_Work to complete_:
Please give the count of lines holding the string "text" and nothing besides.

Stored records

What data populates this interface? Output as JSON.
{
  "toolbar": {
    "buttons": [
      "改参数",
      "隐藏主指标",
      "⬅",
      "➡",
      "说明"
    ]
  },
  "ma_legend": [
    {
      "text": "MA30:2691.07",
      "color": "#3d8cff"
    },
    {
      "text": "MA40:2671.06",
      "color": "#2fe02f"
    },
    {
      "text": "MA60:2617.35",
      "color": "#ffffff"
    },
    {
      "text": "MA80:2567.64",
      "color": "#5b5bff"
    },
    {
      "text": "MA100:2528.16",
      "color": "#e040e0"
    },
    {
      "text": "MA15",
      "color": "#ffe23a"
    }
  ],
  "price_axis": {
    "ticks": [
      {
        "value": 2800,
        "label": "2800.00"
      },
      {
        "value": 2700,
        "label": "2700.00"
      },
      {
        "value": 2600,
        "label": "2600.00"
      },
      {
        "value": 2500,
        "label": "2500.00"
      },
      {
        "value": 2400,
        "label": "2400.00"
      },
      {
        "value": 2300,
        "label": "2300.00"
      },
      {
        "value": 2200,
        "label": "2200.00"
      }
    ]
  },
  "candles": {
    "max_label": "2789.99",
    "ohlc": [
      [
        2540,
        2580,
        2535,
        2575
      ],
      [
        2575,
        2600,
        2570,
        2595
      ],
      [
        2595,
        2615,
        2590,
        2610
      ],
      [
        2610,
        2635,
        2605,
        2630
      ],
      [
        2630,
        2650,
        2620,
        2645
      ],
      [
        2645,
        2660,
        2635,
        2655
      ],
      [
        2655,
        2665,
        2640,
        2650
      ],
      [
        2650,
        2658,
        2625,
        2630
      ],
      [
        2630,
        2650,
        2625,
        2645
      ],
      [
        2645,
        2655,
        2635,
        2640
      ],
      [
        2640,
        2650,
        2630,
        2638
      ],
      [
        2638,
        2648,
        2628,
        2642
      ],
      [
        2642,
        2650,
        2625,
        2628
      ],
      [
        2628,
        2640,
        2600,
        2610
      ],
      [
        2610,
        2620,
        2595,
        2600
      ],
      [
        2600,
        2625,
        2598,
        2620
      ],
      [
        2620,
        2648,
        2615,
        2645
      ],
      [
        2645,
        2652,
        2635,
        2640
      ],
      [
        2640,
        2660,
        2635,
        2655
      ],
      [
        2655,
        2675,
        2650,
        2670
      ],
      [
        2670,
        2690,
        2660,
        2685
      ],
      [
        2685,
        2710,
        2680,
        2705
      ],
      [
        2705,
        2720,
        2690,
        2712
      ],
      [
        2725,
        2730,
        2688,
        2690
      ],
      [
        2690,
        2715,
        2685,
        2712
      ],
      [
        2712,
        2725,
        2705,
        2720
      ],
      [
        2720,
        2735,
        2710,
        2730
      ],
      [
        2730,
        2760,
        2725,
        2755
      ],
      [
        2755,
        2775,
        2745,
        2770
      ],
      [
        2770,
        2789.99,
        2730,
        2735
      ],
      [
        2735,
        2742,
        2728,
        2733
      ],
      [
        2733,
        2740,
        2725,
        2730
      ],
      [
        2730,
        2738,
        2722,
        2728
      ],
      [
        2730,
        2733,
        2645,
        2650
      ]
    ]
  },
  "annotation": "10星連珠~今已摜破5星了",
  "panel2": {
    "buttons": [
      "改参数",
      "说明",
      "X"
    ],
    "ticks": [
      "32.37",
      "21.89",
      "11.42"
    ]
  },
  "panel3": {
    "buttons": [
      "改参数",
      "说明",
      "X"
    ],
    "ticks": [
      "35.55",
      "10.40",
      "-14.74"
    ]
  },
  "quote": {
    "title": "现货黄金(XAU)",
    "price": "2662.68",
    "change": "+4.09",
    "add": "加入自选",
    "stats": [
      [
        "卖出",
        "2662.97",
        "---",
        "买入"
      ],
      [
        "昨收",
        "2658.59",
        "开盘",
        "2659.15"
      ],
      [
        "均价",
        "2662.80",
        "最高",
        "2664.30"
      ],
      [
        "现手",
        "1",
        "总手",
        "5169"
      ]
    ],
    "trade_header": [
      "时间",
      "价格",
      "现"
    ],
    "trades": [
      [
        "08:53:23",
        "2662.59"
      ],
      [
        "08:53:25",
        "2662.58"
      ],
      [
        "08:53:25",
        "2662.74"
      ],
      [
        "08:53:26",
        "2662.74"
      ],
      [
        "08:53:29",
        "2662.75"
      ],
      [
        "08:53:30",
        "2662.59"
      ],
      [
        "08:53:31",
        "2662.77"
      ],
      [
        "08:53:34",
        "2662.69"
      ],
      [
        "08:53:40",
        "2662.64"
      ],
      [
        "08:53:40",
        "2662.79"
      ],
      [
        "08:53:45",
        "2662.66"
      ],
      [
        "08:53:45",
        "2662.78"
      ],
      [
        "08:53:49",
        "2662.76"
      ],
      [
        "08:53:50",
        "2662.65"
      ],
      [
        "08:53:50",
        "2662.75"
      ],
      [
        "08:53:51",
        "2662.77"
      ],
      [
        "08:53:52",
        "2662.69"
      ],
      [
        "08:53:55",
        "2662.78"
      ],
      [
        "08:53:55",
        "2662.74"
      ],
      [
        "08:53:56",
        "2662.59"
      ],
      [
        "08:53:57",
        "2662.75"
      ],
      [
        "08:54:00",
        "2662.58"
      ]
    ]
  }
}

--

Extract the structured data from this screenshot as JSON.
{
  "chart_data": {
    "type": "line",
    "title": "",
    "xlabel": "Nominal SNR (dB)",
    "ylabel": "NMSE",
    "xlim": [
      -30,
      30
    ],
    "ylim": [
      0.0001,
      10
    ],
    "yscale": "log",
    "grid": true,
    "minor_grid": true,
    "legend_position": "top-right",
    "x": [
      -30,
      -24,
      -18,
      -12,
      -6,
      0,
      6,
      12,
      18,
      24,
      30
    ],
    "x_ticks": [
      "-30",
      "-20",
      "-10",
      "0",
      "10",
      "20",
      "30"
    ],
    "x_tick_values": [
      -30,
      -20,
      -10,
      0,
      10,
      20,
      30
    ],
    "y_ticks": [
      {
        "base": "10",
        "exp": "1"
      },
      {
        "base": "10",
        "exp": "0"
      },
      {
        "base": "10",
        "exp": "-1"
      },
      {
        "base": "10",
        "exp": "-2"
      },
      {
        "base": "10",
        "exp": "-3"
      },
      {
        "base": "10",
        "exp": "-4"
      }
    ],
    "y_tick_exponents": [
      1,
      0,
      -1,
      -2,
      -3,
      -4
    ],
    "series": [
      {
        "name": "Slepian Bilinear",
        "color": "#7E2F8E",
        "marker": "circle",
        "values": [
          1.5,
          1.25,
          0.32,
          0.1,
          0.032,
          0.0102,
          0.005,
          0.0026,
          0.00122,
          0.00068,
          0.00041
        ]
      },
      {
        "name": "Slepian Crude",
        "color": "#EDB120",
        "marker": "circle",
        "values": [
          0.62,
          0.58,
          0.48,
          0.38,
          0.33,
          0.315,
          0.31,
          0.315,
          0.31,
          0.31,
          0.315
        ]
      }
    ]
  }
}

--

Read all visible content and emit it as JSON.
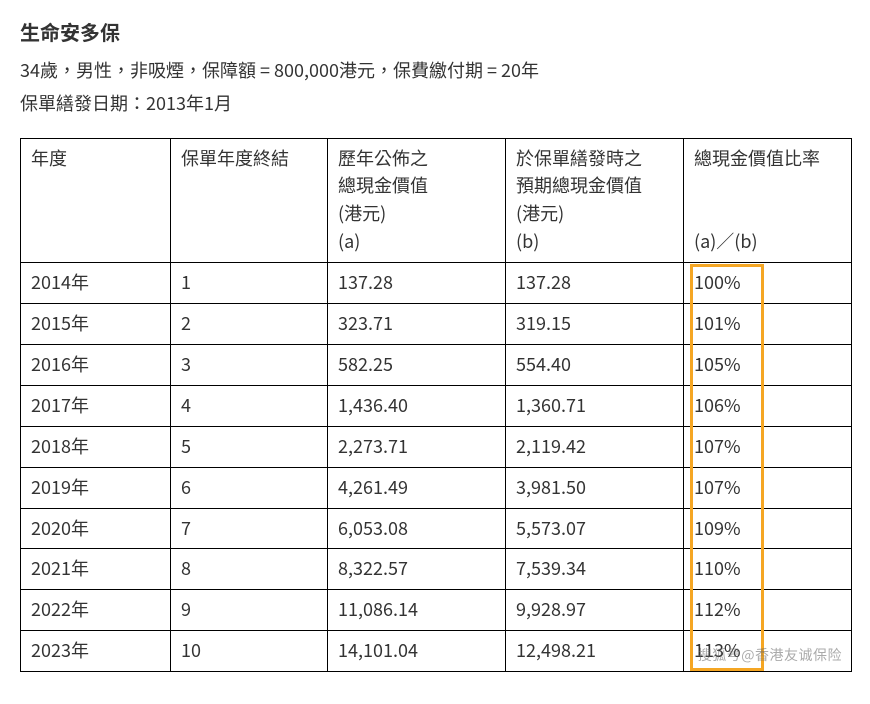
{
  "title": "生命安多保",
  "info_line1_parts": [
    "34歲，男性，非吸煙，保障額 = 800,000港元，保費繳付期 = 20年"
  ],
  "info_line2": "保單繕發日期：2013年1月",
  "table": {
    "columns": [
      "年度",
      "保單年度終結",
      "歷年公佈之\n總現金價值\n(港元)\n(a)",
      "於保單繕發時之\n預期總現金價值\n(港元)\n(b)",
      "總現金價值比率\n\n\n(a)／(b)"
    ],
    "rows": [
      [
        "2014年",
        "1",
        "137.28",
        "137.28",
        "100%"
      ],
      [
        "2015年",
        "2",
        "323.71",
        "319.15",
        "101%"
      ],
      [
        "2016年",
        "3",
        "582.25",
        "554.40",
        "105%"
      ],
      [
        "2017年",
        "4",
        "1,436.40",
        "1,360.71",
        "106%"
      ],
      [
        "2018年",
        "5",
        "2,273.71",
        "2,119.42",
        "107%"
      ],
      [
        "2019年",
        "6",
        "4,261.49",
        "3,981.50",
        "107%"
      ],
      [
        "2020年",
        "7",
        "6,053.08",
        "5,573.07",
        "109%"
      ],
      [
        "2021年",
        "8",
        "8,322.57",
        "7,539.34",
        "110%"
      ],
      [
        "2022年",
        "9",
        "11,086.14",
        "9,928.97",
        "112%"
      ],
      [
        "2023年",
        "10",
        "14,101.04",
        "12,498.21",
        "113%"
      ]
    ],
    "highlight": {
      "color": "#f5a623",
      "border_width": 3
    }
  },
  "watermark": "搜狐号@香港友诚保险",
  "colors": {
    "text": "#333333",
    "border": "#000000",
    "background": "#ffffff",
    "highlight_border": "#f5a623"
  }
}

_Exercise result_:
7